Stored dataset items
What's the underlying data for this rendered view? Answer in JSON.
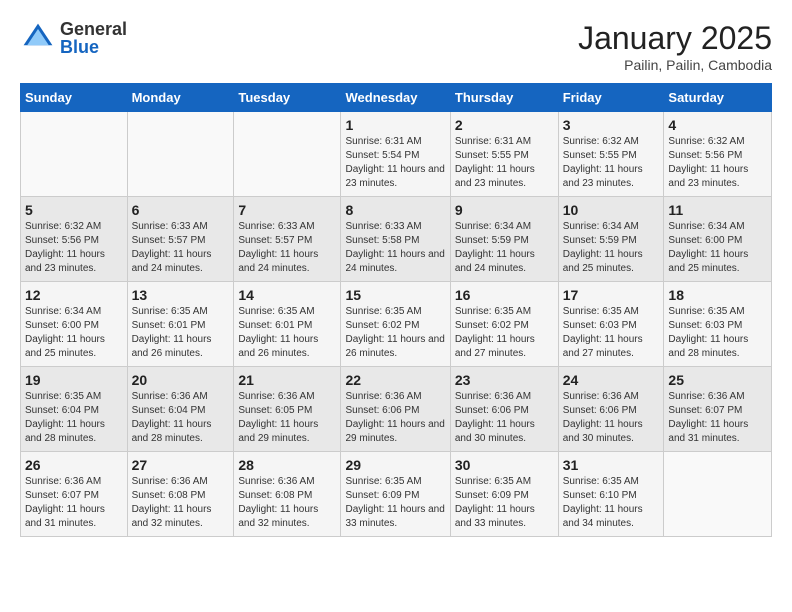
{
  "header": {
    "logo_general": "General",
    "logo_blue": "Blue",
    "title": "January 2025",
    "subtitle": "Pailin, Pailin, Cambodia"
  },
  "calendar": {
    "days_of_week": [
      "Sunday",
      "Monday",
      "Tuesday",
      "Wednesday",
      "Thursday",
      "Friday",
      "Saturday"
    ],
    "weeks": [
      [
        {
          "day": "",
          "info": ""
        },
        {
          "day": "",
          "info": ""
        },
        {
          "day": "",
          "info": ""
        },
        {
          "day": "1",
          "info": "Sunrise: 6:31 AM\nSunset: 5:54 PM\nDaylight: 11 hours and 23 minutes."
        },
        {
          "day": "2",
          "info": "Sunrise: 6:31 AM\nSunset: 5:55 PM\nDaylight: 11 hours and 23 minutes."
        },
        {
          "day": "3",
          "info": "Sunrise: 6:32 AM\nSunset: 5:55 PM\nDaylight: 11 hours and 23 minutes."
        },
        {
          "day": "4",
          "info": "Sunrise: 6:32 AM\nSunset: 5:56 PM\nDaylight: 11 hours and 23 minutes."
        }
      ],
      [
        {
          "day": "5",
          "info": "Sunrise: 6:32 AM\nSunset: 5:56 PM\nDaylight: 11 hours and 23 minutes."
        },
        {
          "day": "6",
          "info": "Sunrise: 6:33 AM\nSunset: 5:57 PM\nDaylight: 11 hours and 24 minutes."
        },
        {
          "day": "7",
          "info": "Sunrise: 6:33 AM\nSunset: 5:57 PM\nDaylight: 11 hours and 24 minutes."
        },
        {
          "day": "8",
          "info": "Sunrise: 6:33 AM\nSunset: 5:58 PM\nDaylight: 11 hours and 24 minutes."
        },
        {
          "day": "9",
          "info": "Sunrise: 6:34 AM\nSunset: 5:59 PM\nDaylight: 11 hours and 24 minutes."
        },
        {
          "day": "10",
          "info": "Sunrise: 6:34 AM\nSunset: 5:59 PM\nDaylight: 11 hours and 25 minutes."
        },
        {
          "day": "11",
          "info": "Sunrise: 6:34 AM\nSunset: 6:00 PM\nDaylight: 11 hours and 25 minutes."
        }
      ],
      [
        {
          "day": "12",
          "info": "Sunrise: 6:34 AM\nSunset: 6:00 PM\nDaylight: 11 hours and 25 minutes."
        },
        {
          "day": "13",
          "info": "Sunrise: 6:35 AM\nSunset: 6:01 PM\nDaylight: 11 hours and 26 minutes."
        },
        {
          "day": "14",
          "info": "Sunrise: 6:35 AM\nSunset: 6:01 PM\nDaylight: 11 hours and 26 minutes."
        },
        {
          "day": "15",
          "info": "Sunrise: 6:35 AM\nSunset: 6:02 PM\nDaylight: 11 hours and 26 minutes."
        },
        {
          "day": "16",
          "info": "Sunrise: 6:35 AM\nSunset: 6:02 PM\nDaylight: 11 hours and 27 minutes."
        },
        {
          "day": "17",
          "info": "Sunrise: 6:35 AM\nSunset: 6:03 PM\nDaylight: 11 hours and 27 minutes."
        },
        {
          "day": "18",
          "info": "Sunrise: 6:35 AM\nSunset: 6:03 PM\nDaylight: 11 hours and 28 minutes."
        }
      ],
      [
        {
          "day": "19",
          "info": "Sunrise: 6:35 AM\nSunset: 6:04 PM\nDaylight: 11 hours and 28 minutes."
        },
        {
          "day": "20",
          "info": "Sunrise: 6:36 AM\nSunset: 6:04 PM\nDaylight: 11 hours and 28 minutes."
        },
        {
          "day": "21",
          "info": "Sunrise: 6:36 AM\nSunset: 6:05 PM\nDaylight: 11 hours and 29 minutes."
        },
        {
          "day": "22",
          "info": "Sunrise: 6:36 AM\nSunset: 6:06 PM\nDaylight: 11 hours and 29 minutes."
        },
        {
          "day": "23",
          "info": "Sunrise: 6:36 AM\nSunset: 6:06 PM\nDaylight: 11 hours and 30 minutes."
        },
        {
          "day": "24",
          "info": "Sunrise: 6:36 AM\nSunset: 6:06 PM\nDaylight: 11 hours and 30 minutes."
        },
        {
          "day": "25",
          "info": "Sunrise: 6:36 AM\nSunset: 6:07 PM\nDaylight: 11 hours and 31 minutes."
        }
      ],
      [
        {
          "day": "26",
          "info": "Sunrise: 6:36 AM\nSunset: 6:07 PM\nDaylight: 11 hours and 31 minutes."
        },
        {
          "day": "27",
          "info": "Sunrise: 6:36 AM\nSunset: 6:08 PM\nDaylight: 11 hours and 32 minutes."
        },
        {
          "day": "28",
          "info": "Sunrise: 6:36 AM\nSunset: 6:08 PM\nDaylight: 11 hours and 32 minutes."
        },
        {
          "day": "29",
          "info": "Sunrise: 6:35 AM\nSunset: 6:09 PM\nDaylight: 11 hours and 33 minutes."
        },
        {
          "day": "30",
          "info": "Sunrise: 6:35 AM\nSunset: 6:09 PM\nDaylight: 11 hours and 33 minutes."
        },
        {
          "day": "31",
          "info": "Sunrise: 6:35 AM\nSunset: 6:10 PM\nDaylight: 11 hours and 34 minutes."
        },
        {
          "day": "",
          "info": ""
        }
      ]
    ]
  }
}
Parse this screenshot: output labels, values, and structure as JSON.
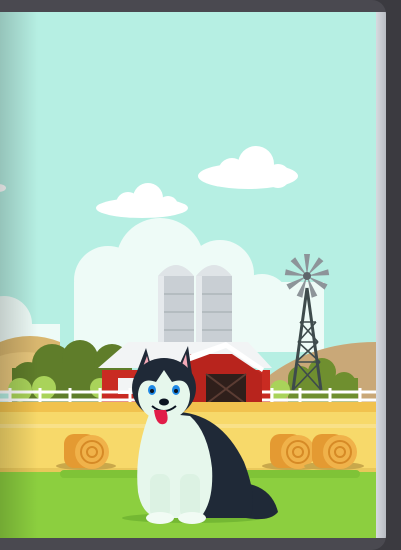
{
  "illustration": {
    "scene": "farm",
    "subject": "husky",
    "colors": {
      "sky": "#b6efe3",
      "cloud": "#ffffff",
      "grass": "#8ccf3f",
      "field": "#f7d96a",
      "barn": "#c92b22",
      "silo": "#c9cfd4",
      "hill": "#c9a878",
      "tree": "#5f7d2a"
    }
  },
  "icons": {
    "windmill": "windmill-icon",
    "hay_bale": "hay-bale-icon"
  }
}
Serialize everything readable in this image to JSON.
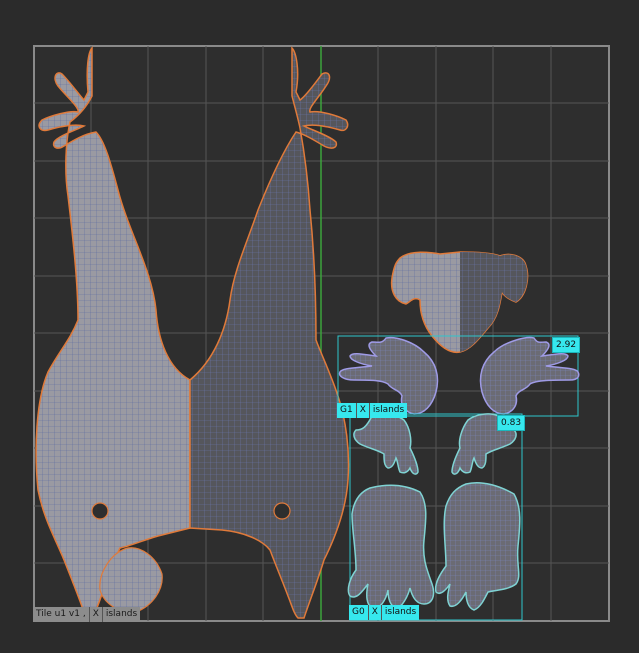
{
  "colors": {
    "background": "#2b2b2b",
    "tile_border": "#8a8a8a",
    "grid": "#555555",
    "axis_line": "#3ca33c",
    "shell_fill": "#9a9aa2",
    "shell_fill_dark": "#55565c",
    "shell_outline": "#e07a3a",
    "island_outline": "#9f9be6",
    "selected_outline": "#7fd3d3",
    "group_box": "#2ec6cc",
    "tag_bg": "#36e8ee"
  },
  "groups": [
    {
      "id": "G1",
      "x_label": "X",
      "islands_label": "islands",
      "value": "2.92"
    },
    {
      "id": "G0",
      "x_label": "X",
      "islands_label": "islands",
      "value": "0.83"
    }
  ],
  "tile_status": {
    "tile_label": "Tile u1  v1 ,",
    "x_label": "X",
    "islands_label": "islands"
  },
  "icons": [
    "uv-body-shell",
    "uv-head-shell",
    "uv-hand-shell",
    "uv-foot-shell",
    "uv-leg-shell"
  ]
}
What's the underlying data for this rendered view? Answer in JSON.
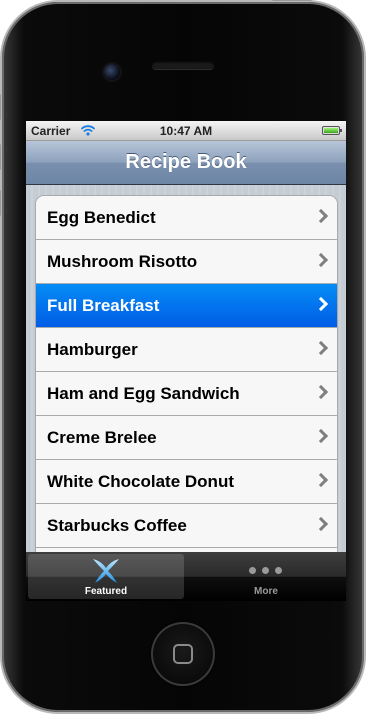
{
  "status_bar": {
    "carrier": "Carrier",
    "time": "10:47 AM",
    "wifi_icon": "wifi-icon",
    "battery_icon": "battery-icon",
    "battery_level": 1.0
  },
  "nav_bar": {
    "title": "Recipe Book"
  },
  "recipes": [
    {
      "label": "Egg Benedict",
      "selected": false
    },
    {
      "label": "Mushroom Risotto",
      "selected": false
    },
    {
      "label": "Full Breakfast",
      "selected": true
    },
    {
      "label": "Hamburger",
      "selected": false
    },
    {
      "label": "Ham and Egg Sandwich",
      "selected": false
    },
    {
      "label": "Creme Brelee",
      "selected": false
    },
    {
      "label": "White Chocolate Donut",
      "selected": false
    },
    {
      "label": "Starbucks Coffee",
      "selected": false
    },
    {
      "label": "",
      "selected": false
    }
  ],
  "tab_bar": {
    "tabs": [
      {
        "label": "Featured",
        "icon": "featured-icon",
        "active": true
      },
      {
        "label": "More",
        "icon": "more-icon",
        "active": false
      }
    ]
  },
  "colors": {
    "selection": "#0a6ff0",
    "nav_bar": "#7a90ae",
    "grouped_background": "#c5ccd4"
  }
}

▶ [TASK TO COMPLETE]: In the records above, find each line with the word "JSON" and copy it.

▶ [OUTPUT FOR THIS EXERCISE]:
What's the underlying data for this rendered view? Answer in JSON.
Parse this screenshot: output labels, values, and structure as JSON.
Serialize everything readable in this image to JSON.
What's the underlying data for this rendered view? Answer in JSON.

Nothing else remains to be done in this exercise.